((

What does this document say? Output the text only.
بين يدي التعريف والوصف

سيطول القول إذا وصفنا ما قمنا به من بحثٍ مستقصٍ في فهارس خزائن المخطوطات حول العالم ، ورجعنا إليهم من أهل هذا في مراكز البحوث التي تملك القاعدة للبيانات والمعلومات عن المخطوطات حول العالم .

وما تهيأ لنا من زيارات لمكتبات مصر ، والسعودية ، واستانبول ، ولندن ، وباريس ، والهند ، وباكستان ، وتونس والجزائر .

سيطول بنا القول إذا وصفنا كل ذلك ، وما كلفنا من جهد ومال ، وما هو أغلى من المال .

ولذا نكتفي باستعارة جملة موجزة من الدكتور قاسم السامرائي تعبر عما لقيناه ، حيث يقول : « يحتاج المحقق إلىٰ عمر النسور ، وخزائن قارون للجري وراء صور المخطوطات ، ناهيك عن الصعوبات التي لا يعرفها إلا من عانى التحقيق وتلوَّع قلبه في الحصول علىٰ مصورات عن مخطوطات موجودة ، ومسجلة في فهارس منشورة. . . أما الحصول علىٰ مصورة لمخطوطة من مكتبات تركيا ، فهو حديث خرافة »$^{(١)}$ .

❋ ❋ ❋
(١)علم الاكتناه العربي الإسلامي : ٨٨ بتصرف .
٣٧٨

))

WHAT IS REQUIRED →
Output each record exactly, leaving nothing out.

RESULT OF THIS TASK →
What does this document say? Output the text only.
بين يدي التعريف والوصف

سيطول القول إذا وصفنا ما قمنا به من بحثٍ مستقصٍ في فهارس خزائن المخطوطات حول العالم ، ورجعنا إليهم من أهل هذا في مراكز البحوث التي تملك القاعدة للبيانات والمعلومات عن المخطوطات حول العالم .

وما تهيأ لنا من زيارات لمكتبات مصر ، والسعودية ، واستانبول ، ولندن ، وباريس ، والهند ، وباكستان ، وتونس والجزائر .

سيطول بنا القول إذا وصفنا كل ذلك ، وما كلفنا من جهد ومال ، وما هو أغلى من المال .

ولذا نكتفي باستعارة جملة موجزة من الدكتور قاسم السامرائي تعبر عما لقيناه ، حيث يقول : « يحتاج المحقق إلىٰ عمر النسور ، وخزائن قارون للجري وراء صور المخطوطات ، ناهيك عن الصعوبات التي لا يعرفها إلا من عانى التحقيق وتلوَّع قلبه في الحصول علىٰ مصورات عن مخطوطات موجودة ، ومسجلة في فهارس منشورة. . . أما الحصول علىٰ مصورة لمخطوطة من مكتبات تركيا ، فهو حديث خرافة »$^{(١)}$ .

❋ ❋ ❋
(١)علم الاكتناه العربي الإسلامي : ٨٨ بتصرف .
٣٧٨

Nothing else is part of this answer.